=== Directions ===
Give the entries again exactly, every one of them.

** Start of Raw data **

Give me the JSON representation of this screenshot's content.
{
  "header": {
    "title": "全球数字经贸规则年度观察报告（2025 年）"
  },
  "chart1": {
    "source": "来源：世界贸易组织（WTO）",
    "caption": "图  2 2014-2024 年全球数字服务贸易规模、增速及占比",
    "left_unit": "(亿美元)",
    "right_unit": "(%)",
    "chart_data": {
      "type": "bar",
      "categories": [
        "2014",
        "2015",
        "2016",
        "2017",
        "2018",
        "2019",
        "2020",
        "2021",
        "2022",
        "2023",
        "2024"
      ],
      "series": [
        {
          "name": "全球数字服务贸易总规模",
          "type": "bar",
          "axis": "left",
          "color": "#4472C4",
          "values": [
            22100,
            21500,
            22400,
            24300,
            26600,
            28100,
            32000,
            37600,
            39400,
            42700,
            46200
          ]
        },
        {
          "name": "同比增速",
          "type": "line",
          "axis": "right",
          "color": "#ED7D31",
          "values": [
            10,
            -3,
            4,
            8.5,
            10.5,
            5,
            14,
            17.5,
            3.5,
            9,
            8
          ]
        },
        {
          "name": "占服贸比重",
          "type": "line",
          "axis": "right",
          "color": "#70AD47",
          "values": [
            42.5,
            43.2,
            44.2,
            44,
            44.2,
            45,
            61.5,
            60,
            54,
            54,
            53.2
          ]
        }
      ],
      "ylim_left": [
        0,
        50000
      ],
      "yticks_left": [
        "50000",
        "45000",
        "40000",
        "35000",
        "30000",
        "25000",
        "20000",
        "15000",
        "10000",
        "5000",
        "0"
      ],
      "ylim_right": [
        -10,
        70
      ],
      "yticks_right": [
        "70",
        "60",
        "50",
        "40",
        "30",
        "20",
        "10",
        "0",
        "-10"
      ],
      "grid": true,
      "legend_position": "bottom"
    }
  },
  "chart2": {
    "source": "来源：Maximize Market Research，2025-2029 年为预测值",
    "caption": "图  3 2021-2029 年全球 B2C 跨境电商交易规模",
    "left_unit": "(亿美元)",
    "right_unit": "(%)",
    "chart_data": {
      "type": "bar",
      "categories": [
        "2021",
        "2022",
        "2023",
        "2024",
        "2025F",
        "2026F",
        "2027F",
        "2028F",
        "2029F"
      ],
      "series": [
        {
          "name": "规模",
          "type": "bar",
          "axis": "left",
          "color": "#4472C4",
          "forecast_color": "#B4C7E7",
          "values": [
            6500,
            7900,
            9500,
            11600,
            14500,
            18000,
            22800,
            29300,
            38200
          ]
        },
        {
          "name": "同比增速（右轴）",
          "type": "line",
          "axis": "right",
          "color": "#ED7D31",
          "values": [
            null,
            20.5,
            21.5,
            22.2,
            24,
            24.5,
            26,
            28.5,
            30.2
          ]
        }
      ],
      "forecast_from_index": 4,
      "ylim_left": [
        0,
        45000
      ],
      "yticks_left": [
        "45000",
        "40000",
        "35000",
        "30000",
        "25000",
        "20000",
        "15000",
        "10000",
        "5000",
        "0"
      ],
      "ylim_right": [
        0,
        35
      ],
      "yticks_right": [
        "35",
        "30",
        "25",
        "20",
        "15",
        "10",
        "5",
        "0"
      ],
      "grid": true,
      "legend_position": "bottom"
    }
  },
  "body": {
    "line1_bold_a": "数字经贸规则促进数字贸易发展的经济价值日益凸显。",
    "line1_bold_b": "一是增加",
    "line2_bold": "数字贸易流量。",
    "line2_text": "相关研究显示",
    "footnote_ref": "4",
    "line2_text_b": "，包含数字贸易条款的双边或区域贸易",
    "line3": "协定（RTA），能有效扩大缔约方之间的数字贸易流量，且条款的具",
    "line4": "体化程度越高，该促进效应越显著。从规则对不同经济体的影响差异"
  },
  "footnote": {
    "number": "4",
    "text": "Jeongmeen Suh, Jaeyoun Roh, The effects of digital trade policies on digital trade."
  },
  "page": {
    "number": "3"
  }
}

** End of Raw data **

=== Result of this exercise ===
Give me the JSON representation of this screenshot's content.
{
  "header": {
    "title": "全球数字经贸规则年度观察报告（2025 年）"
  },
  "chart1": {
    "source": "来源：世界贸易组织（WTO）",
    "caption": "图  2 2014-2024 年全球数字服务贸易规模、增速及占比",
    "left_unit": "(亿美元)",
    "right_unit": "(%)",
    "chart_data": {
      "type": "bar",
      "categories": [
        "2014",
        "2015",
        "2016",
        "2017",
        "2018",
        "2019",
        "2020",
        "2021",
        "2022",
        "2023",
        "2024"
      ],
      "series": [
        {
          "name": "全球数字服务贸易总规模",
          "type": "bar",
          "axis": "left",
          "color": "#4472C4",
          "values": [
            22100,
            21500,
            22400,
            24300,
            26600,
            28100,
            32000,
            37600,
            39400,
            42700,
            46200
          ]
        },
        {
          "name": "同比增速",
          "type": "line",
          "axis": "right",
          "color": "#ED7D31",
          "values": [
            10,
            -3,
            4,
            8.5,
            10.5,
            5,
            14,
            17.5,
            3.5,
            9,
            8
          ]
        },
        {
          "name": "占服贸比重",
          "type": "line",
          "axis": "right",
          "color": "#70AD47",
          "values": [
            42.5,
            43.2,
            44.2,
            44,
            44.2,
            45,
            61.5,
            60,
            54,
            54,
            53.2
          ]
        }
      ],
      "ylim_left": [
        0,
        50000
      ],
      "yticks_left": [
        "50000",
        "45000",
        "40000",
        "35000",
        "30000",
        "25000",
        "20000",
        "15000",
        "10000",
        "5000",
        "0"
      ],
      "ylim_right": [
        -10,
        70
      ],
      "yticks_right": [
        "70",
        "60",
        "50",
        "40",
        "30",
        "20",
        "10",
        "0",
        "-10"
      ],
      "grid": true,
      "legend_position": "bottom"
    }
  },
  "chart2": {
    "source": "来源：Maximize Market Research，2025-2029 年为预测值",
    "caption": "图  3 2021-2029 年全球 B2C 跨境电商交易规模",
    "left_unit": "(亿美元)",
    "right_unit": "(%)",
    "chart_data": {
      "type": "bar",
      "categories": [
        "2021",
        "2022",
        "2023",
        "2024",
        "2025F",
        "2026F",
        "2027F",
        "2028F",
        "2029F"
      ],
      "series": [
        {
          "name": "规模",
          "type": "bar",
          "axis": "left",
          "color": "#4472C4",
          "forecast_color": "#B4C7E7",
          "values": [
            6500,
            7900,
            9500,
            11600,
            14500,
            18000,
            22800,
            29300,
            38200
          ]
        },
        {
          "name": "同比增速（右轴）",
          "type": "line",
          "axis": "right",
          "color": "#ED7D31",
          "values": [
            null,
            20.5,
            21.5,
            22.2,
            24,
            24.5,
            26,
            28.5,
            30.2
          ]
        }
      ],
      "forecast_from_index": 4,
      "ylim_left": [
        0,
        45000
      ],
      "yticks_left": [
        "45000",
        "40000",
        "35000",
        "30000",
        "25000",
        "20000",
        "15000",
        "10000",
        "5000",
        "0"
      ],
      "ylim_right": [
        0,
        35
      ],
      "yticks_right": [
        "35",
        "30",
        "25",
        "20",
        "15",
        "10",
        "5",
        "0"
      ],
      "grid": true,
      "legend_position": "bottom"
    }
  },
  "body": {
    "line1_bold_a": "数字经贸规则促进数字贸易发展的经济价值日益凸显。",
    "line1_bold_b": "一是增加",
    "line2_bold": "数字贸易流量。",
    "line2_text": "相关研究显示",
    "footnote_ref": "4",
    "line2_text_b": "，包含数字贸易条款的双边或区域贸易",
    "line3": "协定（RTA），能有效扩大缔约方之间的数字贸易流量，且条款的具",
    "line4": "体化程度越高，该促进效应越显著。从规则对不同经济体的影响差异"
  },
  "footnote": {
    "number": "4",
    "text": "Jeongmeen Suh, Jaeyoun Roh, The effects of digital trade policies on digital trade."
  },
  "page": {
    "number": "3"
  }
}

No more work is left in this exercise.